For each line of the data below that holds "Music", copy the line.
:::::
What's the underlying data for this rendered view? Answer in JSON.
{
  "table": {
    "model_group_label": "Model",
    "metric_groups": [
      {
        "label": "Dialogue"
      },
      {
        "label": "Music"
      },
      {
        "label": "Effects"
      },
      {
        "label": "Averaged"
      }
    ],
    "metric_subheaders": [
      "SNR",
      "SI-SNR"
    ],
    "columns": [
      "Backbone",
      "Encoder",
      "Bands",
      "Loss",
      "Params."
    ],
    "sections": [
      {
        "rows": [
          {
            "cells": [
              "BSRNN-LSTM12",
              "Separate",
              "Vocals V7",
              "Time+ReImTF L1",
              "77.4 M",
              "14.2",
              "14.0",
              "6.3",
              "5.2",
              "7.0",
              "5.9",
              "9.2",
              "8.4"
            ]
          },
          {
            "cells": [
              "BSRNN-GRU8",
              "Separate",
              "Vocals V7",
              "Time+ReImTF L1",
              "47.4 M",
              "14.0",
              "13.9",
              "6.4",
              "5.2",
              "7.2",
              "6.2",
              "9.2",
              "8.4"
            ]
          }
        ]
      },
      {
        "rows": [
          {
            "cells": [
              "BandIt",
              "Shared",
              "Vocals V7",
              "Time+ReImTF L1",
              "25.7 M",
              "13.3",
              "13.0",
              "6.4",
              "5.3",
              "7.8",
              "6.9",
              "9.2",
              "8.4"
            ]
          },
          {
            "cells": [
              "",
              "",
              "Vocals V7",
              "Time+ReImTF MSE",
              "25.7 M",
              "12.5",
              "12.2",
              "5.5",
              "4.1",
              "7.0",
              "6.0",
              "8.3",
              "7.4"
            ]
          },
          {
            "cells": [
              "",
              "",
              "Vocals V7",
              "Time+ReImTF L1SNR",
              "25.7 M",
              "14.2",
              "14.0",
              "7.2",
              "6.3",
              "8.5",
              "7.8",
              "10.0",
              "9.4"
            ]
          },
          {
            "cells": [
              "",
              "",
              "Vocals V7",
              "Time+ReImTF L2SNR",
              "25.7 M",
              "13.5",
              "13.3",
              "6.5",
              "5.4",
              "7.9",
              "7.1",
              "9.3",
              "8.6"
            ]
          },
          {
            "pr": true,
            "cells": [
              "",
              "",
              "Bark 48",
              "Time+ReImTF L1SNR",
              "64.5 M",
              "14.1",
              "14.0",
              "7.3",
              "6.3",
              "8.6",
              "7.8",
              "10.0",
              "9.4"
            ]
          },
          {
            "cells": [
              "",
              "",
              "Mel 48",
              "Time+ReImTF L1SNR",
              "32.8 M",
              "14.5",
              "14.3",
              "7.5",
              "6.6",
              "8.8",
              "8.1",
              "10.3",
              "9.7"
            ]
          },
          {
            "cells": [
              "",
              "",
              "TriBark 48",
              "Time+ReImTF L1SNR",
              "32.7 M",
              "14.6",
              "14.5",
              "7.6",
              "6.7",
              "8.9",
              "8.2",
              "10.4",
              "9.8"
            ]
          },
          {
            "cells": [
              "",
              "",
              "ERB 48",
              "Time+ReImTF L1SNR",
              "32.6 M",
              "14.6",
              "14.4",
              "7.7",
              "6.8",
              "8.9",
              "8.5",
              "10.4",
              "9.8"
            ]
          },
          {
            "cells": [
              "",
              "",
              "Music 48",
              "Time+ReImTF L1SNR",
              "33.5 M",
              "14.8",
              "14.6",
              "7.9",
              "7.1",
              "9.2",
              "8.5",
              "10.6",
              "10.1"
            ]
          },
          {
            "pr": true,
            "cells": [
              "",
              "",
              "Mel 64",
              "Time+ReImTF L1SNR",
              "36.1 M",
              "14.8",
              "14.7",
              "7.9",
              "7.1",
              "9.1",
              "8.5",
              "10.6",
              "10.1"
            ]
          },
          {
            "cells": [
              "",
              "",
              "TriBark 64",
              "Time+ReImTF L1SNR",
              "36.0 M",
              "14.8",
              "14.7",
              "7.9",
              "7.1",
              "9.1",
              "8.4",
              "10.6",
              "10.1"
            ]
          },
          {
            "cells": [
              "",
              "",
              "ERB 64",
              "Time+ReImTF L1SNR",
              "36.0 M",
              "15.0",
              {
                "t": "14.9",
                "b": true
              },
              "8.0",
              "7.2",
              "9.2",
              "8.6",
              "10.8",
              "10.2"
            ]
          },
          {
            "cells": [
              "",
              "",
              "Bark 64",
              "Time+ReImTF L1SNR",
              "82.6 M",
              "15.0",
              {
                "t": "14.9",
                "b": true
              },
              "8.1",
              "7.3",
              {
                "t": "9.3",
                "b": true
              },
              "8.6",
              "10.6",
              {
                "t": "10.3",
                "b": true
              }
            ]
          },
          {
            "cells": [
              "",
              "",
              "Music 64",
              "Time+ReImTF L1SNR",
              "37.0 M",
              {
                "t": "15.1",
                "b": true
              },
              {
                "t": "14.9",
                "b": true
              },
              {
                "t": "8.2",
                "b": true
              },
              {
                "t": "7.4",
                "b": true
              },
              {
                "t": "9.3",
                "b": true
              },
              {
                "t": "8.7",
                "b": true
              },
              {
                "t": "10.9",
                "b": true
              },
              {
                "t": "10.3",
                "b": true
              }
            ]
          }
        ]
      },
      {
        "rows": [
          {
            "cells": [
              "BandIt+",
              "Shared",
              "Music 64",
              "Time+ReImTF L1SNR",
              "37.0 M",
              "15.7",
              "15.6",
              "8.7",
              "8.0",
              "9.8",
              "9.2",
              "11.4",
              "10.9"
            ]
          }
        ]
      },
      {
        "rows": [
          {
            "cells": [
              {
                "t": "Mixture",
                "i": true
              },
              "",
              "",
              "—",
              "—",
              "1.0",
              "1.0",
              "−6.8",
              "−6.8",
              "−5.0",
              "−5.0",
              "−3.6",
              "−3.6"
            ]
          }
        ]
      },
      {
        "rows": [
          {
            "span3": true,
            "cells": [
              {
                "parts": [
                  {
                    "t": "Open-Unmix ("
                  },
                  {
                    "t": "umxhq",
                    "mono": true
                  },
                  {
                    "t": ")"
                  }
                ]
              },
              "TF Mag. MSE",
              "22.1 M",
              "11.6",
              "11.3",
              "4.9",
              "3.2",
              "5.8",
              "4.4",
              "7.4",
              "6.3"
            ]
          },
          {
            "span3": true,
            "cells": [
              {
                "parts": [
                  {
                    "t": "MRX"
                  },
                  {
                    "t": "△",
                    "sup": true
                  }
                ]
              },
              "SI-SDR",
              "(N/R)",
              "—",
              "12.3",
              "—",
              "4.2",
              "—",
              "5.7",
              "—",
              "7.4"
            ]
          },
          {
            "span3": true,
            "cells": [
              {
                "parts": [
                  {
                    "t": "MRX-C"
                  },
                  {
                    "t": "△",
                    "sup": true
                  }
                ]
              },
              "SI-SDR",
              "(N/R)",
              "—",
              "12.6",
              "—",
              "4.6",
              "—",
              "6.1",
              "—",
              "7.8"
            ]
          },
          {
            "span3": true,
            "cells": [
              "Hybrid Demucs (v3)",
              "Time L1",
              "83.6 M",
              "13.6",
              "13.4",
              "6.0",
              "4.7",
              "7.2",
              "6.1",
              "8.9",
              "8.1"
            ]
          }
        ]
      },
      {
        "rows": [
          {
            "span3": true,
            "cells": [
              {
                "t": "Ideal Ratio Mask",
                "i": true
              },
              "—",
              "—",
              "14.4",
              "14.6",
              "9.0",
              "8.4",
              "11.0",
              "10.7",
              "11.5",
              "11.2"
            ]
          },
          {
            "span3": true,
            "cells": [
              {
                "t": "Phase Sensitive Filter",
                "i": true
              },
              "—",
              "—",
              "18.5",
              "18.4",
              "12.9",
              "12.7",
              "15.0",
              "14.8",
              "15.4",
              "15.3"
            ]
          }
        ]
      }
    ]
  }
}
:::::
Answer to this task:
        "label": "Music"
              "Music 48",
              "Music 64",
              "Music 64",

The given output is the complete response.